Data entries
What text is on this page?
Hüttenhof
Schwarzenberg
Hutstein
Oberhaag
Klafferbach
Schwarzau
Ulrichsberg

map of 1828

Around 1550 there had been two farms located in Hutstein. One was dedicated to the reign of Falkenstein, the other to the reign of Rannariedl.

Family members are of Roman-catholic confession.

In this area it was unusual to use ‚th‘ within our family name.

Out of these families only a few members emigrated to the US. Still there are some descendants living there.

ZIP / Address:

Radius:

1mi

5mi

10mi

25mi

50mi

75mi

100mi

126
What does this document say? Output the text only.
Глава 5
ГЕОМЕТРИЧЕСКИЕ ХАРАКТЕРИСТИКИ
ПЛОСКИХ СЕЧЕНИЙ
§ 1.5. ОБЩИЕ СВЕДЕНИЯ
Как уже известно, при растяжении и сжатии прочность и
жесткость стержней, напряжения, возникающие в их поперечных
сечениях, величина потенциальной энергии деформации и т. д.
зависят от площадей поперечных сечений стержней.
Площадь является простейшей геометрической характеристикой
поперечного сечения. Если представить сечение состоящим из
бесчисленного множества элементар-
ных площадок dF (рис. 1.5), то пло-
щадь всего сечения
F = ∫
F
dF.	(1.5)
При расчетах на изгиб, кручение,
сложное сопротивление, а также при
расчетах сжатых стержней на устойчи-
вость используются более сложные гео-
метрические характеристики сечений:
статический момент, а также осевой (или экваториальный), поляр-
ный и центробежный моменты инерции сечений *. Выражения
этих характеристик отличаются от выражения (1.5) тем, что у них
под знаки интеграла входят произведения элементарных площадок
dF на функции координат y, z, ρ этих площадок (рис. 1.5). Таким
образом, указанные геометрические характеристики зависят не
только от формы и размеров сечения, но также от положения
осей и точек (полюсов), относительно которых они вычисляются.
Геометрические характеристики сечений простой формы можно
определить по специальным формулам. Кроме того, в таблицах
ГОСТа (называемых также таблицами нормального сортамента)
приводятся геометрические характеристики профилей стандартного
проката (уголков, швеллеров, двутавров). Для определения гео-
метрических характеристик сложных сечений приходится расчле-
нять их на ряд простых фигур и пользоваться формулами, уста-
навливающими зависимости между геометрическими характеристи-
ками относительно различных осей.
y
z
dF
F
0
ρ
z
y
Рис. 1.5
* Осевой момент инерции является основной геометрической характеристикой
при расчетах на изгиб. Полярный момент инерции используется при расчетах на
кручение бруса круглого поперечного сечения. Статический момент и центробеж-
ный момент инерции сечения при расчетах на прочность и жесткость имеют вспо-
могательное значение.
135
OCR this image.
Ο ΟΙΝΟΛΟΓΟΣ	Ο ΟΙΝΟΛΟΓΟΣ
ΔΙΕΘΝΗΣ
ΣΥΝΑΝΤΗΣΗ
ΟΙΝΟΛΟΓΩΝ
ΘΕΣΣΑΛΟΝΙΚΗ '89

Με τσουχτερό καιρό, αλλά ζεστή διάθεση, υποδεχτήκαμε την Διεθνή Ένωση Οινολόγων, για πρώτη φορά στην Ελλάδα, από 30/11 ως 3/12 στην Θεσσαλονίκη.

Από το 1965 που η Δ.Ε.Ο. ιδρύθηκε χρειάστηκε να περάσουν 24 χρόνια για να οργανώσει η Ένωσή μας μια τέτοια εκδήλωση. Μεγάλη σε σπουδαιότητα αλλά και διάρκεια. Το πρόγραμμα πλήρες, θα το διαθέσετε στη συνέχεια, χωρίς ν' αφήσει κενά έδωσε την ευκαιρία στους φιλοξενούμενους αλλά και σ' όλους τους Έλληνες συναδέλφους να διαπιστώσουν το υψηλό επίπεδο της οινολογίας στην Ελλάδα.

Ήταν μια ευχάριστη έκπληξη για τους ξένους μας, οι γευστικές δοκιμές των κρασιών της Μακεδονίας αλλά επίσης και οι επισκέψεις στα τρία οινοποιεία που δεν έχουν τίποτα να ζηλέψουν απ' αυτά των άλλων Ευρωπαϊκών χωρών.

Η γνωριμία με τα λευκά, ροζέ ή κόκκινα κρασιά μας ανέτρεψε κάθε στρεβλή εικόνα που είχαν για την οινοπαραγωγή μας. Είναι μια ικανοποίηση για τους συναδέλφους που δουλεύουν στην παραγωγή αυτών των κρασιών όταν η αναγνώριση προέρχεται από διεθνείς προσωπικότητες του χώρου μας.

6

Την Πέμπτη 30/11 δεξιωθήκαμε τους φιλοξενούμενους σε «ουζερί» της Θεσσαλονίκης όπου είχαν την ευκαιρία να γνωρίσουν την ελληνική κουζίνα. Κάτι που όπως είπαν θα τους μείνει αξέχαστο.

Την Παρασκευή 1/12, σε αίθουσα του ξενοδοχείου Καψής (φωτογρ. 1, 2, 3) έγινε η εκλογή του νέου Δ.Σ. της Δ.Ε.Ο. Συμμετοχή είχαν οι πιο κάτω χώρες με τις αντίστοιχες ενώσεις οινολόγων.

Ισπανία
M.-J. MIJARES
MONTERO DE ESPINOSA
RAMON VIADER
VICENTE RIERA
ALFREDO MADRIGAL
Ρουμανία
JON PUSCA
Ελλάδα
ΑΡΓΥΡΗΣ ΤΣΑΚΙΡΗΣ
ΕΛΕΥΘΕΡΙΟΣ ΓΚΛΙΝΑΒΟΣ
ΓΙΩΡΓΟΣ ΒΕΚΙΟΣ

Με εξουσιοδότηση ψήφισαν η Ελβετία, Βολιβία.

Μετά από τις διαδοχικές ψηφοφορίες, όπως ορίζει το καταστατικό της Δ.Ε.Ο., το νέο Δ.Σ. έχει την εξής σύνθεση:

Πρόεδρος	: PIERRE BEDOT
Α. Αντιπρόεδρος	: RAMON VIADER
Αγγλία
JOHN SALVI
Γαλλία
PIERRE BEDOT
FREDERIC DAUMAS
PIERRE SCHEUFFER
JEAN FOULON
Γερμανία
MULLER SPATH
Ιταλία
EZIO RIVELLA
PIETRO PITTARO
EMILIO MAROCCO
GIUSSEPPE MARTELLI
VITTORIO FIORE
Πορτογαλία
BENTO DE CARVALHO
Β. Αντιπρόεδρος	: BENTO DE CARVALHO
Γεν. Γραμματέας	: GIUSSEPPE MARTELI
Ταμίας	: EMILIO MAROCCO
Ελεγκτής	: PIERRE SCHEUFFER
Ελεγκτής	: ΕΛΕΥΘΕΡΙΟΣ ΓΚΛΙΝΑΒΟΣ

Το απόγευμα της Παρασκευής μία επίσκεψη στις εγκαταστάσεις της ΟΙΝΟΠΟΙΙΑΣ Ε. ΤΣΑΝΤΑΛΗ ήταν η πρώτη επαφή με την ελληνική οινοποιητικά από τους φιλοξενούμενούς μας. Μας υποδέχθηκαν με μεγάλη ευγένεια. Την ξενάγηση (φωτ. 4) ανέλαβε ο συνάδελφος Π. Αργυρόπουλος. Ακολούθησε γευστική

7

▶ THE TASK: Extract each record, keeping it identical to the original.

▶ IN RESPONSE:
What text is on this page?
Hüttenhof
Schwarzenberg
Hutstein
Oberhaag
Klafferbach
Schwarzau
Ulrichsberg

map of 1828

Around 1550 there had been two farms located in Hutstein. One was dedicated to the reign of Falkenstein, the other to the reign of Rannariedl.

Family members are of Roman-catholic confession.

In this area it was unusual to use ‚th‘ within our family name.

Out of these families only a few members emigrated to the US. Still there are some descendants living there.

ZIP / Address:

Radius:

1mi

5mi

10mi

25mi

50mi

75mi

100mi

126
What does this document say? Output the text only.
Глава 5
ГЕОМЕТРИЧЕСКИЕ ХАРАКТЕРИСТИКИ
ПЛОСКИХ СЕЧЕНИЙ
§ 1.5. ОБЩИЕ СВЕДЕНИЯ
Как уже известно, при растяжении и сжатии прочность и
жесткость стержней, напряжения, возникающие в их поперечных
сечениях, величина потенциальной энергии деформации и т. д.
зависят от площадей поперечных сечений стержней.
Площадь является простейшей геометрической характеристикой
поперечного сечения. Если представить сечение состоящим из
бесчисленного множества элементар-
ных площадок dF (рис. 1.5), то пло-
щадь всего сечения
F = ∫
F
dF.	(1.5)
При расчетах на изгиб, кручение,
сложное сопротивление, а также при
расчетах сжатых стержней на устойчи-
вость используются более сложные гео-
метрические характеристики сечений:
статический момент, а также осевой (или экваториальный), поляр-
ный и центробежный моменты инерции сечений *. Выражения
этих характеристик отличаются от выражения (1.5) тем, что у них
под знаки интеграла входят произведения элементарных площадок
dF на функции координат y, z, ρ этих площадок (рис. 1.5). Таким
образом, указанные геометрические характеристики зависят не
только от формы и размеров сечения, но также от положения
осей и точек (полюсов), относительно которых они вычисляются.
Геометрические характеристики сечений простой формы можно
определить по специальным формулам. Кроме того, в таблицах
ГОСТа (называемых также таблицами нормального сортамента)
приводятся геометрические характеристики профилей стандартного
проката (уголков, швеллеров, двутавров). Для определения гео-
метрических характеристик сложных сечений приходится расчле-
нять их на ряд простых фигур и пользоваться формулами, уста-
навливающими зависимости между геометрическими характеристи-
ками относительно различных осей.
y
z
dF
F
0
ρ
z
y
Рис. 1.5
* Осевой момент инерции является основной геометрической характеристикой
при расчетах на изгиб. Полярный момент инерции используется при расчетах на
кручение бруса круглого поперечного сечения. Статический момент и центробеж-
ный момент инерции сечения при расчетах на прочность и жесткость имеют вспо-
могательное значение.
135
OCR this image.
Ο ΟΙΝΟΛΟΓΟΣ	Ο ΟΙΝΟΛΟΓΟΣ
ΔΙΕΘΝΗΣ
ΣΥΝΑΝΤΗΣΗ
ΟΙΝΟΛΟΓΩΝ
ΘΕΣΣΑΛΟΝΙΚΗ '89

Με τσουχτερό καιρό, αλλά ζεστή διάθεση, υποδεχτήκαμε την Διεθνή Ένωση Οινολόγων, για πρώτη φορά στην Ελλάδα, από 30/11 ως 3/12 στην Θεσσαλονίκη.

Από το 1965 που η Δ.Ε.Ο. ιδρύθηκε χρειάστηκε να περάσουν 24 χρόνια για να οργανώσει η Ένωσή μας μια τέτοια εκδήλωση. Μεγάλη σε σπουδαιότητα αλλά και διάρκεια. Το πρόγραμμα πλήρες, θα το διαθέσετε στη συνέχεια, χωρίς ν' αφήσει κενά έδωσε την ευκαιρία στους φιλοξενούμενους αλλά και σ' όλους τους Έλληνες συναδέλφους να διαπιστώσουν το υψηλό επίπεδο της οινολογίας στην Ελλάδα.

Ήταν μια ευχάριστη έκπληξη για τους ξένους μας, οι γευστικές δοκιμές των κρασιών της Μακεδονίας αλλά επίσης και οι επισκέψεις στα τρία οινοποιεία που δεν έχουν τίποτα να ζηλέψουν απ' αυτά των άλλων Ευρωπαϊκών χωρών.

Η γνωριμία με τα λευκά, ροζέ ή κόκκινα κρασιά μας ανέτρεψε κάθε στρεβλή εικόνα που είχαν για την οινοπαραγωγή μας. Είναι μια ικανοποίηση για τους συναδέλφους που δουλεύουν στην παραγωγή αυτών των κρασιών όταν η αναγνώριση προέρχεται από διεθνείς προσωπικότητες του χώρου μας.

6

Την Πέμπτη 30/11 δεξιωθήκαμε τους φιλοξενούμενους σε «ουζερί» της Θεσσαλονίκης όπου είχαν την ευκαιρία να γνωρίσουν την ελληνική κουζίνα. Κάτι που όπως είπαν θα τους μείνει αξέχαστο.

Την Παρασκευή 1/12, σε αίθουσα του ξενοδοχείου Καψής (φωτογρ. 1, 2, 3) έγινε η εκλογή του νέου Δ.Σ. της Δ.Ε.Ο. Συμμετοχή είχαν οι πιο κάτω χώρες με τις αντίστοιχες ενώσεις οινολόγων.

Ισπανία
M.-J. MIJARES
MONTERO DE ESPINOSA
RAMON VIADER
VICENTE RIERA
ALFREDO MADRIGAL
Ρουμανία
JON PUSCA
Ελλάδα
ΑΡΓΥΡΗΣ ΤΣΑΚΙΡΗΣ
ΕΛΕΥΘΕΡΙΟΣ ΓΚΛΙΝΑΒΟΣ
ΓΙΩΡΓΟΣ ΒΕΚΙΟΣ

Με εξουσιοδότηση ψήφισαν η Ελβετία, Βολιβία.

Μετά από τις διαδοχικές ψηφοφορίες, όπως ορίζει το καταστατικό της Δ.Ε.Ο., το νέο Δ.Σ. έχει την εξής σύνθεση:

Πρόεδρος	: PIERRE BEDOT
Α. Αντιπρόεδρος	: RAMON VIADER
Αγγλία
JOHN SALVI
Γαλλία
PIERRE BEDOT
FREDERIC DAUMAS
PIERRE SCHEUFFER
JEAN FOULON
Γερμανία
MULLER SPATH
Ιταλία
EZIO RIVELLA
PIETRO PITTARO
EMILIO MAROCCO
GIUSSEPPE MARTELLI
VITTORIO FIORE
Πορτογαλία
BENTO DE CARVALHO
Β. Αντιπρόεδρος	: BENTO DE CARVALHO
Γεν. Γραμματέας	: GIUSSEPPE MARTELI
Ταμίας	: EMILIO MAROCCO
Ελεγκτής	: PIERRE SCHEUFFER
Ελεγκτής	: ΕΛΕΥΘΕΡΙΟΣ ΓΚΛΙΝΑΒΟΣ

Το απόγευμα της Παρασκευής μία επίσκεψη στις εγκαταστάσεις της ΟΙΝΟΠΟΙΙΑΣ Ε. ΤΣΑΝΤΑΛΗ ήταν η πρώτη επαφή με την ελληνική οινοποιητικά από τους φιλοξενούμενούς μας. Μας υποδέχθηκαν με μεγάλη ευγένεια. Την ξενάγηση (φωτ. 4) ανέλαβε ο συνάδελφος Π. Αργυρόπουλος. Ακολούθησε γευστική

7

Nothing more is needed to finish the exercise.